§ **STATED GOAL**
Each record below should be output verbatim, without pictures.

Stored records:
------------------------------

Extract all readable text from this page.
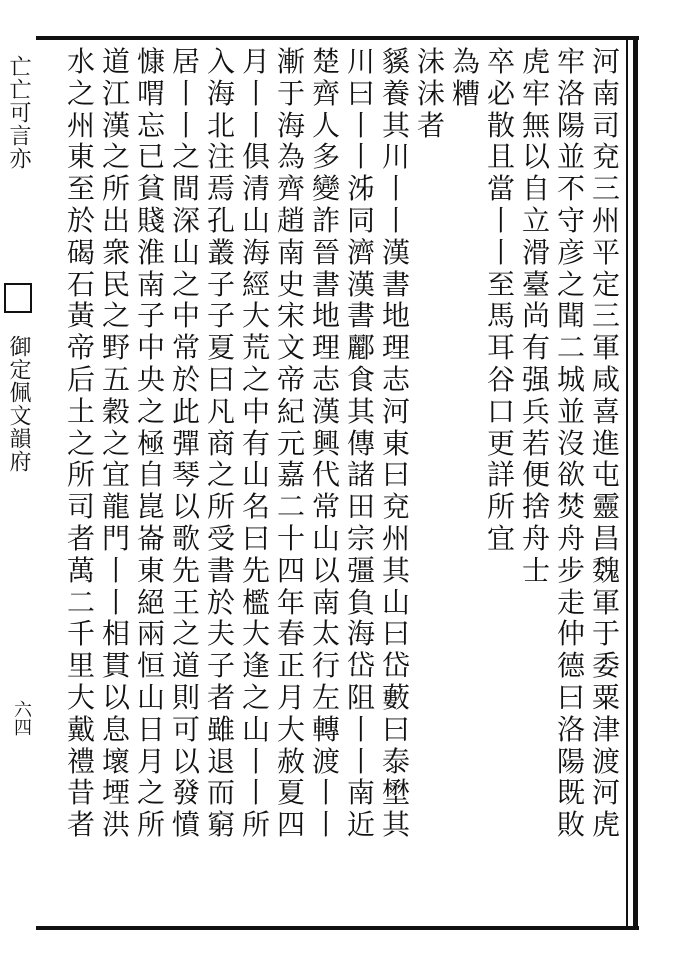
亡亡可言亦
御定佩文韻府
六四
河
南
司
兗
三
州
平
定
三
軍
咸
喜
進
屯
靈
昌
魏
軍
于
委
粟
津
渡
河
虎
牢
洛
陽
並
不
守
彦
之
聞
二
城
並
沒
欲
焚
舟
步
走
仲
德
曰
洛
陽
既
敗
虎
牢
無
以
自
立
滑
臺
尚
有
强
兵
若
便
捨
舟
士
卒
必
散
且
當
丨
丨
至
馬
耳
谷
口
更
詳
所
宜
為
糟
沬
沬
者
貕
養
其
川
丨
丨
漢
書
地
理
志
河
東
曰
兗
州
其
山
曰
岱
藪
曰
泰
壄
其
川
曰
丨
丨
泲
同
濟
漢
書
酈
食
其
傳
諸
田
宗
彊
負
海
岱
阻
丨
丨
南
近
楚
齊
人
多
變
詐
晉
書
地
理
志
漢
興
代
常
山
以
南
太
行
左
轉
渡
丨
丨
漸
于
海
為
齊
趙
南
史
宋
文
帝
紀
元
嘉
二
十
四
年
春
正
月
大
赦
夏
四
月
丨
丨
俱
清
山
海
經
大
荒
之
中
有
山
名
曰
先
檻
大
逢
之
山
丨
丨
所
入
海
北
注
焉
孔
叢
子
子
夏
曰
凡
商
之
所
受
書
於
夫
子
者
雖
退
而
窮
居
丨
丨
之
間
深
山
之
中
常
於
此
彈
琴
以
歌
先
王
之
道
則
可
以
發
憤
慷
喟
忘
已
貧
賤
淮
南
子
中
央
之
極
自
崑
崙
東
絕
兩
恒
山
日
月
之
所
道
江
漢
之
所
出
衆
民
之
野
五
穀
之
宜
龍
門
丨
丨
相
貫
以
息
壞
堙
洪
水
之
州
東
至
於
碣
石
黃
帝
后
土
之
所
司
者
萬
二
千
里
大
戴
禮
昔
者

------------------------------

§ **RESPONSE TO THIS EXERCISE**
Extract all readable text from this page.
亡亡可言亦
御定佩文韻府
六四
河
南
司
兗
三
州
平
定
三
軍
咸
喜
進
屯
靈
昌
魏
軍
于
委
粟
津
渡
河
虎
牢
洛
陽
並
不
守
彦
之
聞
二
城
並
沒
欲
焚
舟
步
走
仲
德
曰
洛
陽
既
敗
虎
牢
無
以
自
立
滑
臺
尚
有
强
兵
若
便
捨
舟
士
卒
必
散
且
當
丨
丨
至
馬
耳
谷
口
更
詳
所
宜
為
糟
沬
沬
者
貕
養
其
川
丨
丨
漢
書
地
理
志
河
東
曰
兗
州
其
山
曰
岱
藪
曰
泰
壄
其
川
曰
丨
丨
泲
同
濟
漢
書
酈
食
其
傳
諸
田
宗
彊
負
海
岱
阻
丨
丨
南
近
楚
齊
人
多
變
詐
晉
書
地
理
志
漢
興
代
常
山
以
南
太
行
左
轉
渡
丨
丨
漸
于
海
為
齊
趙
南
史
宋
文
帝
紀
元
嘉
二
十
四
年
春
正
月
大
赦
夏
四
月
丨
丨
俱
清
山
海
經
大
荒
之
中
有
山
名
曰
先
檻
大
逢
之
山
丨
丨
所
入
海
北
注
焉
孔
叢
子
子
夏
曰
凡
商
之
所
受
書
於
夫
子
者
雖
退
而
窮
居
丨
丨
之
間
深
山
之
中
常
於
此
彈
琴
以
歌
先
王
之
道
則
可
以
發
憤
慷
喟
忘
已
貧
賤
淮
南
子
中
央
之
極
自
崑
崙
東
絕
兩
恒
山
日
月
之
所
道
江
漢
之
所
出
衆
民
之
野
五
穀
之
宜
龍
門
丨
丨
相
貫
以
息
壞
堙
洪
水
之
州
東
至
於
碣
石
黃
帝
后
土
之
所
司
者
萬
二
千
里
大
戴
禮
昔
者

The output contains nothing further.